[Stored items from a collection]
=-=-=-=-=

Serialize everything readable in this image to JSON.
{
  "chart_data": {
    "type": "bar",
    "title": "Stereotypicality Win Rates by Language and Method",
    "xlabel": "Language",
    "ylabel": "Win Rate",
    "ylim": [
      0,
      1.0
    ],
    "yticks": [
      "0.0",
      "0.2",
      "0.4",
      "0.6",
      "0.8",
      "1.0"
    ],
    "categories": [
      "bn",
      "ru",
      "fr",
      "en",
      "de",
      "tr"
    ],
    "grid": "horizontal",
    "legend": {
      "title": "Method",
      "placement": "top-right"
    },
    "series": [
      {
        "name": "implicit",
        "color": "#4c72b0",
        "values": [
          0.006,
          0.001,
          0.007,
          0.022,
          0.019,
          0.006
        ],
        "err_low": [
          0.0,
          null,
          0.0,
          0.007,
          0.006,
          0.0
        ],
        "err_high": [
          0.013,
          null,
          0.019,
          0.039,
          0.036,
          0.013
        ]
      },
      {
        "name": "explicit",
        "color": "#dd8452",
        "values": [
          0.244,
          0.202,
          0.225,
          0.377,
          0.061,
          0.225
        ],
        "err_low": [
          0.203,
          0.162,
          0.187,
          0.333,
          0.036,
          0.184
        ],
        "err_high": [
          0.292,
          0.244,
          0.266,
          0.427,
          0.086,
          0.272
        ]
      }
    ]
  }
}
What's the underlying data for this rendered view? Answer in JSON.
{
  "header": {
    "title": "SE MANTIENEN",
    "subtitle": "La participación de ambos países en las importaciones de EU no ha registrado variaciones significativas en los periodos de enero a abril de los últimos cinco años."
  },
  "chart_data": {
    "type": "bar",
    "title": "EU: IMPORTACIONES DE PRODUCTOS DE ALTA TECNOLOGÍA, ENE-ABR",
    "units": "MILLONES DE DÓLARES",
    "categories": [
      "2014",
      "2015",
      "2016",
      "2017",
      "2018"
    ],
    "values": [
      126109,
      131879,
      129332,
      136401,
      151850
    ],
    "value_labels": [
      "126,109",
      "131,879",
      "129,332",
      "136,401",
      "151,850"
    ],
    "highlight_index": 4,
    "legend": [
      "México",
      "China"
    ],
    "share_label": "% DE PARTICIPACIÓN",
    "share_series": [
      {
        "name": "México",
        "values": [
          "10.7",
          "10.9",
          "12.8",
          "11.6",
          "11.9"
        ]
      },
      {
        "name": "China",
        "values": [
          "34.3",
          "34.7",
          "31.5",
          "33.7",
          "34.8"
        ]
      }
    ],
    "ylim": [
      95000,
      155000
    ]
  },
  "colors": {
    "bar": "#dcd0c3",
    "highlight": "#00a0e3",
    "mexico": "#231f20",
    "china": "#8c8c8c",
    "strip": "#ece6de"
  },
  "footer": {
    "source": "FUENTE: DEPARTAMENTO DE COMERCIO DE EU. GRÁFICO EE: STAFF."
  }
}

=-=-=-=-=

» To do: From the data above, extract every line in its exact form.

» The output:
Serialize everything readable in this image to JSON.
{
  "chart_data": {
    "type": "bar",
    "title": "Stereotypicality Win Rates by Language and Method",
    "xlabel": "Language",
    "ylabel": "Win Rate",
    "ylim": [
      0,
      1.0
    ],
    "yticks": [
      "0.0",
      "0.2",
      "0.4",
      "0.6",
      "0.8",
      "1.0"
    ],
    "categories": [
      "bn",
      "ru",
      "fr",
      "en",
      "de",
      "tr"
    ],
    "grid": "horizontal",
    "legend": {
      "title": "Method",
      "placement": "top-right"
    },
    "series": [
      {
        "name": "implicit",
        "color": "#4c72b0",
        "values": [
          0.006,
          0.001,
          0.007,
          0.022,
          0.019,
          0.006
        ],
        "err_low": [
          0.0,
          null,
          0.0,
          0.007,
          0.006,
          0.0
        ],
        "err_high": [
          0.013,
          null,
          0.019,
          0.039,
          0.036,
          0.013
        ]
      },
      {
        "name": "explicit",
        "color": "#dd8452",
        "values": [
          0.244,
          0.202,
          0.225,
          0.377,
          0.061,
          0.225
        ],
        "err_low": [
          0.203,
          0.162,
          0.187,
          0.333,
          0.036,
          0.184
        ],
        "err_high": [
          0.292,
          0.244,
          0.266,
          0.427,
          0.086,
          0.272
        ]
      }
    ]
  }
}
What's the underlying data for this rendered view? Answer in JSON.
{
  "header": {
    "title": "SE MANTIENEN",
    "subtitle": "La participación de ambos países en las importaciones de EU no ha registrado variaciones significativas en los periodos de enero a abril de los últimos cinco años."
  },
  "chart_data": {
    "type": "bar",
    "title": "EU: IMPORTACIONES DE PRODUCTOS DE ALTA TECNOLOGÍA, ENE-ABR",
    "units": "MILLONES DE DÓLARES",
    "categories": [
      "2014",
      "2015",
      "2016",
      "2017",
      "2018"
    ],
    "values": [
      126109,
      131879,
      129332,
      136401,
      151850
    ],
    "value_labels": [
      "126,109",
      "131,879",
      "129,332",
      "136,401",
      "151,850"
    ],
    "highlight_index": 4,
    "legend": [
      "México",
      "China"
    ],
    "share_label": "% DE PARTICIPACIÓN",
    "share_series": [
      {
        "name": "México",
        "values": [
          "10.7",
          "10.9",
          "12.8",
          "11.6",
          "11.9"
        ]
      },
      {
        "name": "China",
        "values": [
          "34.3",
          "34.7",
          "31.5",
          "33.7",
          "34.8"
        ]
      }
    ],
    "ylim": [
      95000,
      155000
    ]
  },
  "colors": {
    "bar": "#dcd0c3",
    "highlight": "#00a0e3",
    "mexico": "#231f20",
    "china": "#8c8c8c",
    "strip": "#ece6de"
  },
  "footer": {
    "source": "FUENTE: DEPARTAMENTO DE COMERCIO DE EU. GRÁFICO EE: STAFF."
  }
}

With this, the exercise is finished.